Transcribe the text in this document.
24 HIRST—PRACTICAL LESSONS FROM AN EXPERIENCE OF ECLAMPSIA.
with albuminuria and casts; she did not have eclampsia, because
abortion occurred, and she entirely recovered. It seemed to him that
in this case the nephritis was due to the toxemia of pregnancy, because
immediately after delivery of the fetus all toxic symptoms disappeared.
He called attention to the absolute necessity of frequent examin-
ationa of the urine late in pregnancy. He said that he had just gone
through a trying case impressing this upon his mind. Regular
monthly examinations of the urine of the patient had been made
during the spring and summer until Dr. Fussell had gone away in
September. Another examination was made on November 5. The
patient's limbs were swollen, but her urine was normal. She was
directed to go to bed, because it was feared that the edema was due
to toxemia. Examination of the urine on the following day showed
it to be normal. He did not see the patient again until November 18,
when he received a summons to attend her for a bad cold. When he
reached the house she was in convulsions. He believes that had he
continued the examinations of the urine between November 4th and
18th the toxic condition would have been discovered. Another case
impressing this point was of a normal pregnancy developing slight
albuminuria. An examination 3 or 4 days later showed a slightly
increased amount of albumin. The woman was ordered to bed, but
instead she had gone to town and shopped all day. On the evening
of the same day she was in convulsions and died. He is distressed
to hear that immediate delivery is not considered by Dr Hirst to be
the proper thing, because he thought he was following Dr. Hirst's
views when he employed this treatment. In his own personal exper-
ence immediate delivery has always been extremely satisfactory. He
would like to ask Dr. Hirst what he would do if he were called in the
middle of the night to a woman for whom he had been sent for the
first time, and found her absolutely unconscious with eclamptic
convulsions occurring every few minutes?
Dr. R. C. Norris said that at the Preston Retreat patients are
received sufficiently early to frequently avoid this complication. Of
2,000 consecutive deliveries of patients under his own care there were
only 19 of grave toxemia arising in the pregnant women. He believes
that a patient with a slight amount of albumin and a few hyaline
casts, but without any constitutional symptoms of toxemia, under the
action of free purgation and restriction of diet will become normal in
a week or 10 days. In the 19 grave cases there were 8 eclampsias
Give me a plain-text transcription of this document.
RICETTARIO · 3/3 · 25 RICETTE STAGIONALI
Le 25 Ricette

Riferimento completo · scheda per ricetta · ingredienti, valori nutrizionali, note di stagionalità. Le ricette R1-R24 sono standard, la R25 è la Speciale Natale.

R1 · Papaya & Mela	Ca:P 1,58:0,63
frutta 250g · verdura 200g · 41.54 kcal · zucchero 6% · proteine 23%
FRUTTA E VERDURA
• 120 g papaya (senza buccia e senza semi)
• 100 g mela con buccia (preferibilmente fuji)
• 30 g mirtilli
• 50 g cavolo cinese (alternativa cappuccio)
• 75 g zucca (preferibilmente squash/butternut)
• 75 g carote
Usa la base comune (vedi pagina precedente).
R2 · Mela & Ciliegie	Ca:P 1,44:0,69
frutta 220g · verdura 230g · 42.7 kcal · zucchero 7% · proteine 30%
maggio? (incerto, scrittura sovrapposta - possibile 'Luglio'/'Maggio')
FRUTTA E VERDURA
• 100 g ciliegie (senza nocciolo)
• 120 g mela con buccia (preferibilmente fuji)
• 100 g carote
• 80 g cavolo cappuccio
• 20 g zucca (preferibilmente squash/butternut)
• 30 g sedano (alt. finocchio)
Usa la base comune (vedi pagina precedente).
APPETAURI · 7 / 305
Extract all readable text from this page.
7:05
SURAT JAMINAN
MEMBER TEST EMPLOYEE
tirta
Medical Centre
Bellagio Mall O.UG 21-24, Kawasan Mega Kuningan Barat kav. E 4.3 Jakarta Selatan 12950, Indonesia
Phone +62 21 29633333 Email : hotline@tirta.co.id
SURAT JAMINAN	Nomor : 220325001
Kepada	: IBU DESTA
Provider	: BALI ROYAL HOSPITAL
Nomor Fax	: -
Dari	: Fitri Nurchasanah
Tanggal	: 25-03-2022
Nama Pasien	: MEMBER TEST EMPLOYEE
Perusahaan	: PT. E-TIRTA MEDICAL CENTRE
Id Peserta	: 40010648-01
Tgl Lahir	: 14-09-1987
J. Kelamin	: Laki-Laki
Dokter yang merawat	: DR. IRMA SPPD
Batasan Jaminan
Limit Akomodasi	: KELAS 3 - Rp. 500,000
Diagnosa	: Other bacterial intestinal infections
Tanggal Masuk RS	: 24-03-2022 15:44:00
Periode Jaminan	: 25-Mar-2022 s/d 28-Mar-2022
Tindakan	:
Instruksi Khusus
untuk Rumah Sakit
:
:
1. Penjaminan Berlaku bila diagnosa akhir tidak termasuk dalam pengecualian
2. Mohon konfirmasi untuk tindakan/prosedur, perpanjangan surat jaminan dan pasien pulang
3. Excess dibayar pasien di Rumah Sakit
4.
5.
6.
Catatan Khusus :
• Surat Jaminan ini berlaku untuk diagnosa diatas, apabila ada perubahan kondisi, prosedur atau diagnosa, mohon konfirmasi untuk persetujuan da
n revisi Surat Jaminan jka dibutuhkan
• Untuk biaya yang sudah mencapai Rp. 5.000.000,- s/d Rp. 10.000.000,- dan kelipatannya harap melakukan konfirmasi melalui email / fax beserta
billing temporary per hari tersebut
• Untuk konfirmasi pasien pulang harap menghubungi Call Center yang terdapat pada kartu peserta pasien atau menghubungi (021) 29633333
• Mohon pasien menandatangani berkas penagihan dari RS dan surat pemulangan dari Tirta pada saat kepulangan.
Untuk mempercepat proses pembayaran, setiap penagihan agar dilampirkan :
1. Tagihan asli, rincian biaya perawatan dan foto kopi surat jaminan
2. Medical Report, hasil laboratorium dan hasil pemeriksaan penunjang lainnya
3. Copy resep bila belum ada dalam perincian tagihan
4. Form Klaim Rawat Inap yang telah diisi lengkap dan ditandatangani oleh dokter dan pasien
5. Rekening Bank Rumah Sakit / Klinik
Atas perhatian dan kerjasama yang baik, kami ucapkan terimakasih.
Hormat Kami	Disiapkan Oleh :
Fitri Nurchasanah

▶ [What you have to do]:
Every record must appear in the answer exactly as written.

▶ [Exercise solution]:
Transcribe the text in this document.
24 HIRST—PRACTICAL LESSONS FROM AN EXPERIENCE OF ECLAMPSIA.
with albuminuria and casts; she did not have eclampsia, because
abortion occurred, and she entirely recovered. It seemed to him that
in this case the nephritis was due to the toxemia of pregnancy, because
immediately after delivery of the fetus all toxic symptoms disappeared.
He called attention to the absolute necessity of frequent examin-
ationa of the urine late in pregnancy. He said that he had just gone
through a trying case impressing this upon his mind. Regular
monthly examinations of the urine of the patient had been made
during the spring and summer until Dr. Fussell had gone away in
September. Another examination was made on November 5. The
patient's limbs were swollen, but her urine was normal. She was
directed to go to bed, because it was feared that the edema was due
to toxemia. Examination of the urine on the following day showed
it to be normal. He did not see the patient again until November 18,
when he received a summons to attend her for a bad cold. When he
reached the house she was in convulsions. He believes that had he
continued the examinations of the urine between November 4th and
18th the toxic condition would have been discovered. Another case
impressing this point was of a normal pregnancy developing slight
albuminuria. An examination 3 or 4 days later showed a slightly
increased amount of albumin. The woman was ordered to bed, but
instead she had gone to town and shopped all day. On the evening
of the same day she was in convulsions and died. He is distressed
to hear that immediate delivery is not considered by Dr Hirst to be
the proper thing, because he thought he was following Dr. Hirst's
views when he employed this treatment. In his own personal exper-
ence immediate delivery has always been extremely satisfactory. He
would like to ask Dr. Hirst what he would do if he were called in the
middle of the night to a woman for whom he had been sent for the
first time, and found her absolutely unconscious with eclamptic
convulsions occurring every few minutes?
Dr. R. C. Norris said that at the Preston Retreat patients are
received sufficiently early to frequently avoid this complication. Of
2,000 consecutive deliveries of patients under his own care there were
only 19 of grave toxemia arising in the pregnant women. He believes
that a patient with a slight amount of albumin and a few hyaline
casts, but without any constitutional symptoms of toxemia, under the
action of free purgation and restriction of diet will become normal in
a week or 10 days. In the 19 grave cases there were 8 eclampsias
Give me a plain-text transcription of this document.
RICETTARIO · 3/3 · 25 RICETTE STAGIONALI
Le 25 Ricette

Riferimento completo · scheda per ricetta · ingredienti, valori nutrizionali, note di stagionalità. Le ricette R1-R24 sono standard, la R25 è la Speciale Natale.

R1 · Papaya & Mela	Ca:P 1,58:0,63
frutta 250g · verdura 200g · 41.54 kcal · zucchero 6% · proteine 23%
FRUTTA E VERDURA
• 120 g papaya (senza buccia e senza semi)
• 100 g mela con buccia (preferibilmente fuji)
• 30 g mirtilli
• 50 g cavolo cinese (alternativa cappuccio)
• 75 g zucca (preferibilmente squash/butternut)
• 75 g carote
Usa la base comune (vedi pagina precedente).
R2 · Mela & Ciliegie	Ca:P 1,44:0,69
frutta 220g · verdura 230g · 42.7 kcal · zucchero 7% · proteine 30%
maggio? (incerto, scrittura sovrapposta - possibile 'Luglio'/'Maggio')
FRUTTA E VERDURA
• 100 g ciliegie (senza nocciolo)
• 120 g mela con buccia (preferibilmente fuji)
• 100 g carote
• 80 g cavolo cappuccio
• 20 g zucca (preferibilmente squash/butternut)
• 30 g sedano (alt. finocchio)
Usa la base comune (vedi pagina precedente).
APPETAURI · 7 / 305
Extract all readable text from this page.
7:05
SURAT JAMINAN
MEMBER TEST EMPLOYEE
tirta
Medical Centre
Bellagio Mall O.UG 21-24, Kawasan Mega Kuningan Barat kav. E 4.3 Jakarta Selatan 12950, Indonesia
Phone +62 21 29633333 Email : hotline@tirta.co.id
SURAT JAMINAN	Nomor : 220325001
Kepada	: IBU DESTA
Provider	: BALI ROYAL HOSPITAL
Nomor Fax	: -
Dari	: Fitri Nurchasanah
Tanggal	: 25-03-2022
Nama Pasien	: MEMBER TEST EMPLOYEE
Perusahaan	: PT. E-TIRTA MEDICAL CENTRE
Id Peserta	: 40010648-01
Tgl Lahir	: 14-09-1987
J. Kelamin	: Laki-Laki
Dokter yang merawat	: DR. IRMA SPPD
Batasan Jaminan
Limit Akomodasi	: KELAS 3 - Rp. 500,000
Diagnosa	: Other bacterial intestinal infections
Tanggal Masuk RS	: 24-03-2022 15:44:00
Periode Jaminan	: 25-Mar-2022 s/d 28-Mar-2022
Tindakan	:
Instruksi Khusus
untuk Rumah Sakit
:
:
1. Penjaminan Berlaku bila diagnosa akhir tidak termasuk dalam pengecualian
2. Mohon konfirmasi untuk tindakan/prosedur, perpanjangan surat jaminan dan pasien pulang
3. Excess dibayar pasien di Rumah Sakit
4.
5.
6.
Catatan Khusus :
• Surat Jaminan ini berlaku untuk diagnosa diatas, apabila ada perubahan kondisi, prosedur atau diagnosa, mohon konfirmasi untuk persetujuan da
n revisi Surat Jaminan jka dibutuhkan
• Untuk biaya yang sudah mencapai Rp. 5.000.000,- s/d Rp. 10.000.000,- dan kelipatannya harap melakukan konfirmasi melalui email / fax beserta
billing temporary per hari tersebut
• Untuk konfirmasi pasien pulang harap menghubungi Call Center yang terdapat pada kartu peserta pasien atau menghubungi (021) 29633333
• Mohon pasien menandatangani berkas penagihan dari RS dan surat pemulangan dari Tirta pada saat kepulangan.
Untuk mempercepat proses pembayaran, setiap penagihan agar dilampirkan :
1. Tagihan asli, rincian biaya perawatan dan foto kopi surat jaminan
2. Medical Report, hasil laboratorium dan hasil pemeriksaan penunjang lainnya
3. Copy resep bila belum ada dalam perincian tagihan
4. Form Klaim Rawat Inap yang telah diisi lengkap dan ditandatangani oleh dokter dan pasien
5. Rekening Bank Rumah Sakit / Klinik
Atas perhatian dan kerjasama yang baik, kami ucapkan terimakasih.
Hormat Kami	Disiapkan Oleh :
Fitri Nurchasanah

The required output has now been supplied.